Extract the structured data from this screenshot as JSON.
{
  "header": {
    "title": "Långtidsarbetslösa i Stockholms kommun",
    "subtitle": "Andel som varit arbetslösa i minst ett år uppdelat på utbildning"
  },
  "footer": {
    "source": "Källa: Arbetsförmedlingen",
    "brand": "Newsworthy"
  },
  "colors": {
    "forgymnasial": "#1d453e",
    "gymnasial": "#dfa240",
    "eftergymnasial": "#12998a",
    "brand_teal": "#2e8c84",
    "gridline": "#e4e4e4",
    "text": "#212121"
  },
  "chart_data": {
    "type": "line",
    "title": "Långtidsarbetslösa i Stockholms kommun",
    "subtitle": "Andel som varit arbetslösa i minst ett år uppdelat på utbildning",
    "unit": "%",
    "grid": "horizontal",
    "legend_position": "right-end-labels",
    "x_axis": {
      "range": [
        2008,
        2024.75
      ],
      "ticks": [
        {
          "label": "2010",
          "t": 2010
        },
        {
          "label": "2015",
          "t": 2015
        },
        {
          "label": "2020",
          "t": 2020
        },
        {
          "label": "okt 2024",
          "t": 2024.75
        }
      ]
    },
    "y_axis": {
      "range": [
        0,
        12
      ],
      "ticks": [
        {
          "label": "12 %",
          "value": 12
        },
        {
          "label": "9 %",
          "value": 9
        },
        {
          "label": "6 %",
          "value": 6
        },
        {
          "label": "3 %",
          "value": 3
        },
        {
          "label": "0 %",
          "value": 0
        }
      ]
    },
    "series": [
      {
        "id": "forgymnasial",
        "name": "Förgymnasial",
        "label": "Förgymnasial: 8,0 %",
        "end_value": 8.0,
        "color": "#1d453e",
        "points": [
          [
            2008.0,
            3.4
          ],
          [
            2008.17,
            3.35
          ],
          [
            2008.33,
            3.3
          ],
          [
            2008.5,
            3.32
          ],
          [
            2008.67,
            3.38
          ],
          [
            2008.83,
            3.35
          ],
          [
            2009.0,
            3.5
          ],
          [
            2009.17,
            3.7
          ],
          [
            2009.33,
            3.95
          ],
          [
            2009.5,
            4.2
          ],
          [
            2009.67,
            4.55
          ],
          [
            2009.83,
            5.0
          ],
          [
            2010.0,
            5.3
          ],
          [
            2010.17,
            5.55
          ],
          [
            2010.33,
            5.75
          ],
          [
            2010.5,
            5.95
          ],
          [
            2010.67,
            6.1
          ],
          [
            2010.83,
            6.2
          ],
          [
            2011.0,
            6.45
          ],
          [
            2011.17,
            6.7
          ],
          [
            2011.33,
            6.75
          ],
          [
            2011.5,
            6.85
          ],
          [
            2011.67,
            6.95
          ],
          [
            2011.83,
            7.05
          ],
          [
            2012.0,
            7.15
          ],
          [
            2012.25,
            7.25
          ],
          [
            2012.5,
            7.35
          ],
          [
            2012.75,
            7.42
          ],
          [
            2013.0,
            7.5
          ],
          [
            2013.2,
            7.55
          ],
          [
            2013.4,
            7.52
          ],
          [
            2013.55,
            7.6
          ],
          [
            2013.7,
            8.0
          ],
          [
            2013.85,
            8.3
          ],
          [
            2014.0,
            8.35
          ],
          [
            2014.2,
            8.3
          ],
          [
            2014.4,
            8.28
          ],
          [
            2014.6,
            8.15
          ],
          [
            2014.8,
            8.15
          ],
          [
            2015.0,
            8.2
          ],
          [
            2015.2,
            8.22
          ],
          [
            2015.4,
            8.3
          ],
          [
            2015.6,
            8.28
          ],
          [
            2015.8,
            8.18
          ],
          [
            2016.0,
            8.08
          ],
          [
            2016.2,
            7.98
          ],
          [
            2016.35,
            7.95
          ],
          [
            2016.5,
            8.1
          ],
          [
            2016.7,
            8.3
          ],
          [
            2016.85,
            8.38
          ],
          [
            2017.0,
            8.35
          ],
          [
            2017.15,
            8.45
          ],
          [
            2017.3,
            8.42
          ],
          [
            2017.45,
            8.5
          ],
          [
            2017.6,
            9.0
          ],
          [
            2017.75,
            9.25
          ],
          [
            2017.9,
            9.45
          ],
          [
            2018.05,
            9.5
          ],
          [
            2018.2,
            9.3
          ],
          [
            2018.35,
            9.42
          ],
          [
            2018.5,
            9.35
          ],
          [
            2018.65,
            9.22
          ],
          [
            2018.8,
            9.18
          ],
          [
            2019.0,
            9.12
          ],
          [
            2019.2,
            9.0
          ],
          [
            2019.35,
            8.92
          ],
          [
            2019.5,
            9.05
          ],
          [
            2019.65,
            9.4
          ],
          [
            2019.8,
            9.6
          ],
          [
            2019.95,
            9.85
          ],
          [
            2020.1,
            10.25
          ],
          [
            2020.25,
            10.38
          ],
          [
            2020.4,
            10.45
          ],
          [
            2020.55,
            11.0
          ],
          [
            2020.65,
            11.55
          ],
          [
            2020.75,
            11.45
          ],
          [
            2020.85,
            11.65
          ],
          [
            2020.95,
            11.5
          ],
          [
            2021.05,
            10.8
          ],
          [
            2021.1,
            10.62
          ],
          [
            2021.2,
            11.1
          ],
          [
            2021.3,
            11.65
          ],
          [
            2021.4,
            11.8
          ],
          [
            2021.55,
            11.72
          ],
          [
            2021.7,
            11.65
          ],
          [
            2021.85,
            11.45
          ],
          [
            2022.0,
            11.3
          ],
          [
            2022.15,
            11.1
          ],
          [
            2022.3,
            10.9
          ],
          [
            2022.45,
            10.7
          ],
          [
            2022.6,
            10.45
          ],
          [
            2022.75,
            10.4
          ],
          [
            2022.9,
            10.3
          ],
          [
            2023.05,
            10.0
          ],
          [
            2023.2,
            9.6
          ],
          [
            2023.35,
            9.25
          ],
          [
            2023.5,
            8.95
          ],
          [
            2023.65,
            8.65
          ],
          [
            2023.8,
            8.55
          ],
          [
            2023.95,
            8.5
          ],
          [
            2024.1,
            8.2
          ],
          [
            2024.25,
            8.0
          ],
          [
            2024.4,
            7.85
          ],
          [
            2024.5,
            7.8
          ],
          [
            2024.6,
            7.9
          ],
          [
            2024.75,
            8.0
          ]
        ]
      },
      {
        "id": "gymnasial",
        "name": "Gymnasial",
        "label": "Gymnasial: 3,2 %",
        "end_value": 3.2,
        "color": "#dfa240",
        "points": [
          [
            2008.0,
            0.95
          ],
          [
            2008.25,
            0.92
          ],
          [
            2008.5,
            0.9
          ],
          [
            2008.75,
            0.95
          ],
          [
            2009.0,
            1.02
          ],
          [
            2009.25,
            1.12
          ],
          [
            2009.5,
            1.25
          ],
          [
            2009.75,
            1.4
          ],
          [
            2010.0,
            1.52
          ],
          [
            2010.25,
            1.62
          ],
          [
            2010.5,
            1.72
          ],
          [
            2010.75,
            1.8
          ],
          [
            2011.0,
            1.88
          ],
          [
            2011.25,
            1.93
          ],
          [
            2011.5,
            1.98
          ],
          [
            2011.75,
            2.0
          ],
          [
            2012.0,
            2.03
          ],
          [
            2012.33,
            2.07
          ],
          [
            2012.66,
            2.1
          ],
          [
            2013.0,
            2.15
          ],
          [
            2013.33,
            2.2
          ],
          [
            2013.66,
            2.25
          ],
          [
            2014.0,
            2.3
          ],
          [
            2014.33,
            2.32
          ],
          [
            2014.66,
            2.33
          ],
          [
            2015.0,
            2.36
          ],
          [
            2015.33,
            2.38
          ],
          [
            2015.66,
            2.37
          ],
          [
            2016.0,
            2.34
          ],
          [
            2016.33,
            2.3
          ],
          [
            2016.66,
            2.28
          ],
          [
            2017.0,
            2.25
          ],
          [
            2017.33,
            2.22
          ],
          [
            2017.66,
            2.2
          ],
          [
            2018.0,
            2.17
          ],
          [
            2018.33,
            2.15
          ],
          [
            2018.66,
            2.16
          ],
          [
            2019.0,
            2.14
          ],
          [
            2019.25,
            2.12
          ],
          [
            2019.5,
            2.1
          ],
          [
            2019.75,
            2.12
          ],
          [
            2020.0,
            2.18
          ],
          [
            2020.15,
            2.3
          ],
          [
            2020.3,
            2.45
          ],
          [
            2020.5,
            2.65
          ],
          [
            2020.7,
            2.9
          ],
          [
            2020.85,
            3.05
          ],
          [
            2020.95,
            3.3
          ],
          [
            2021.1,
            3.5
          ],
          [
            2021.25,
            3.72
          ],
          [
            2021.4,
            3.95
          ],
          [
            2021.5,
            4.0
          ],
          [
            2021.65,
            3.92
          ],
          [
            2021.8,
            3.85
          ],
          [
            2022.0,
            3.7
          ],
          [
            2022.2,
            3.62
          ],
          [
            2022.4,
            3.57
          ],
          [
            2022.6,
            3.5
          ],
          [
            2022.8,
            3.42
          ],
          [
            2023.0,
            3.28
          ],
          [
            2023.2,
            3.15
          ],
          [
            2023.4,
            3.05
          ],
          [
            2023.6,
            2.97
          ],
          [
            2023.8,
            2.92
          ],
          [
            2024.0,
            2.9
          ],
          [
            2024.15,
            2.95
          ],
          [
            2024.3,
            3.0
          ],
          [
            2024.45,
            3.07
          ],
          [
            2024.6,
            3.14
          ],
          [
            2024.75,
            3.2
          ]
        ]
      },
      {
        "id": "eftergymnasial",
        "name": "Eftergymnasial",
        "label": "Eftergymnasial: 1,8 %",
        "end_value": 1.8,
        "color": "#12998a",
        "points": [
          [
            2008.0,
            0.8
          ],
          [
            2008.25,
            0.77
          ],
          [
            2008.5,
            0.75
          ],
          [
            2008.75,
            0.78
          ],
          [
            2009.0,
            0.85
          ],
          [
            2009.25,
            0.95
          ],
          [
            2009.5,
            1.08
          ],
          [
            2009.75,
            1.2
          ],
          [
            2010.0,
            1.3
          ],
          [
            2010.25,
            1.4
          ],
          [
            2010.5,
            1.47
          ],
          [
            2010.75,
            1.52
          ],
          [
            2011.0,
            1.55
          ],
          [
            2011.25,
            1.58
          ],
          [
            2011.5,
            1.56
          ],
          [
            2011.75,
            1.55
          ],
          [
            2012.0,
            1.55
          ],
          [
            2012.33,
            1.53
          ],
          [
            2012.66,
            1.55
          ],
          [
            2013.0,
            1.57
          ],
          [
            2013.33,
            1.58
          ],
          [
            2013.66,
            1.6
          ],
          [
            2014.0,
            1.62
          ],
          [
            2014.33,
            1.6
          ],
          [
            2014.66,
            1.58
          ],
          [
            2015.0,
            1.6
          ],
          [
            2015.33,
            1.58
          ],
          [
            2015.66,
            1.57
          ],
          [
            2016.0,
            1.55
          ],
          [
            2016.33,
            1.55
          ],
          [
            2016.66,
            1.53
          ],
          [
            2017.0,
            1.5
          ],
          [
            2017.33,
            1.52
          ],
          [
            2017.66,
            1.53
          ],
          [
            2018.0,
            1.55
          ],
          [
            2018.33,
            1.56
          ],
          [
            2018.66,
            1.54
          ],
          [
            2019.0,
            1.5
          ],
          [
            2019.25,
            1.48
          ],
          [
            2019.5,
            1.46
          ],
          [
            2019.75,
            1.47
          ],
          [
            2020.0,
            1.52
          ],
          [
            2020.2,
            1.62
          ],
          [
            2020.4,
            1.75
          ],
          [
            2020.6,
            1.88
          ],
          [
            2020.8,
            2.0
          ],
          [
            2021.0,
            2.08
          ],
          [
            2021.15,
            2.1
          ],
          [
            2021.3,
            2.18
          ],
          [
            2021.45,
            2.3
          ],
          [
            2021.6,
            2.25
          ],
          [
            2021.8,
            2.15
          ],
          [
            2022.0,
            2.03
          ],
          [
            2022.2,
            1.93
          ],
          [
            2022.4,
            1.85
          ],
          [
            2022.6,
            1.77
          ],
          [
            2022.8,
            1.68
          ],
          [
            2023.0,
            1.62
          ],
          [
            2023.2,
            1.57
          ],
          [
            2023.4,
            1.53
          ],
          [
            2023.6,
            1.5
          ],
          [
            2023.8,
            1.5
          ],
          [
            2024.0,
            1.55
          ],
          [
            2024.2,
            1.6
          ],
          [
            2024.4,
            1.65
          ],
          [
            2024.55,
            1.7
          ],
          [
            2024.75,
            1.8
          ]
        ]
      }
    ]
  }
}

__What you need to do__.
Pull out all lines of the data with the string "minst".

__Answer to the exercise__.
    "subtitle": "Andel som varit arbetslösa i minst ett år uppdelat på utbildning"
    "subtitle": "Andel som varit arbetslösa i minst ett år uppdelat på utbildning",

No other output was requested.